[start of Given data]
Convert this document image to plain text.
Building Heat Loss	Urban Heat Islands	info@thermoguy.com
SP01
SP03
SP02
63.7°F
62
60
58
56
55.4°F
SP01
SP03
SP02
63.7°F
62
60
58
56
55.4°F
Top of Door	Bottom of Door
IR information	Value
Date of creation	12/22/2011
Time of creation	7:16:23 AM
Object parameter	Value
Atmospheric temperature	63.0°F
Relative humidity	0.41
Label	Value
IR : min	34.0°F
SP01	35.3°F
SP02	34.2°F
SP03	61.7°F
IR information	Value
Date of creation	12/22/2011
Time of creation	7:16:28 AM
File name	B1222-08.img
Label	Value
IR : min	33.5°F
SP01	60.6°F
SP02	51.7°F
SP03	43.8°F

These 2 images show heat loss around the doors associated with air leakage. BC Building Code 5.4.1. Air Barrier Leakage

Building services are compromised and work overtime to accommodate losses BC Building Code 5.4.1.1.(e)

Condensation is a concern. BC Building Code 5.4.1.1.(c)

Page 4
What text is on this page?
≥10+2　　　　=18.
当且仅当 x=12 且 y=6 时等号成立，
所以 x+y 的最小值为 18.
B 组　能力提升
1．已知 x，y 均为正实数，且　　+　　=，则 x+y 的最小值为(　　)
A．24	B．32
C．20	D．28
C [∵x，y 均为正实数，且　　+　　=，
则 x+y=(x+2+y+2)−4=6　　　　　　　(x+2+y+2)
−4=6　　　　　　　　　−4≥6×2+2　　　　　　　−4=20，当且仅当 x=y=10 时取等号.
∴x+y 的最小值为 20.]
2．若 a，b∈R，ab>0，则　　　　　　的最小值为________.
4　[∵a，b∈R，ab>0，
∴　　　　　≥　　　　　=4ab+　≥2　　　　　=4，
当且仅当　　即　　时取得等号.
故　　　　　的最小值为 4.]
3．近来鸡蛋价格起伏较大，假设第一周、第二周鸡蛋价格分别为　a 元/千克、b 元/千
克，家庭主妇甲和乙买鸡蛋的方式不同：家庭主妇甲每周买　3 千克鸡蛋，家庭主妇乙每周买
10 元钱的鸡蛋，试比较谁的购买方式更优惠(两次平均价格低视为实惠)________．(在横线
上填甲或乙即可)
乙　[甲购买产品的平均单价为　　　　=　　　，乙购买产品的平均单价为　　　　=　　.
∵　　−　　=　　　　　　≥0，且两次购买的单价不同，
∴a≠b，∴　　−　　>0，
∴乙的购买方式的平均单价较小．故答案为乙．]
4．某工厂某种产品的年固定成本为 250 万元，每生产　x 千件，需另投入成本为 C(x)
[end of Given data]
Each line of the material above needs to be quoted exactly, please.

Convert this document image to plain text.
Building Heat Loss	Urban Heat Islands	info@thermoguy.com
SP01
SP03
SP02
63.7°F
62
60
58
56
55.4°F
SP01
SP03
SP02
63.7°F
62
60
58
56
55.4°F
Top of Door	Bottom of Door
IR information	Value
Date of creation	12/22/2011
Time of creation	7:16:23 AM
Object parameter	Value
Atmospheric temperature	63.0°F
Relative humidity	0.41
Label	Value
IR : min	34.0°F
SP01	35.3°F
SP02	34.2°F
SP03	61.7°F
IR information	Value
Date of creation	12/22/2011
Time of creation	7:16:28 AM
File name	B1222-08.img
Label	Value
IR : min	33.5°F
SP01	60.6°F
SP02	51.7°F
SP03	43.8°F

These 2 images show heat loss around the doors associated with air leakage. BC Building Code 5.4.1. Air Barrier Leakage

Building services are compromised and work overtime to accommodate losses BC Building Code 5.4.1.1.(e)

Condensation is a concern. BC Building Code 5.4.1.1.(c)

Page 4
What text is on this page?
≥10+2　　　　=18.
当且仅当 x=12 且 y=6 时等号成立，
所以 x+y 的最小值为 18.
B 组　能力提升
1．已知 x，y 均为正实数，且　　+　　=，则 x+y 的最小值为(　　)
A．24	B．32
C．20	D．28
C [∵x，y 均为正实数，且　　+　　=，
则 x+y=(x+2+y+2)−4=6　　　　　　　(x+2+y+2)
−4=6　　　　　　　　　−4≥6×2+2　　　　　　　−4=20，当且仅当 x=y=10 时取等号.
∴x+y 的最小值为 20.]
2．若 a，b∈R，ab>0，则　　　　　　的最小值为________.
4　[∵a，b∈R，ab>0，
∴　　　　　≥　　　　　=4ab+　≥2　　　　　=4，
当且仅当　　即　　时取得等号.
故　　　　　的最小值为 4.]
3．近来鸡蛋价格起伏较大，假设第一周、第二周鸡蛋价格分别为　a 元/千克、b 元/千
克，家庭主妇甲和乙买鸡蛋的方式不同：家庭主妇甲每周买　3 千克鸡蛋，家庭主妇乙每周买
10 元钱的鸡蛋，试比较谁的购买方式更优惠(两次平均价格低视为实惠)________．(在横线
上填甲或乙即可)
乙　[甲购买产品的平均单价为　　　　=　　　，乙购买产品的平均单价为　　　　=　　.
∵　　−　　=　　　　　　≥0，且两次购买的单价不同，
∴a≠b，∴　　−　　>0，
∴乙的购买方式的平均单价较小．故答案为乙．]
4．某工厂某种产品的年固定成本为 250 万元，每生产　x 千件，需另投入成本为 C(x)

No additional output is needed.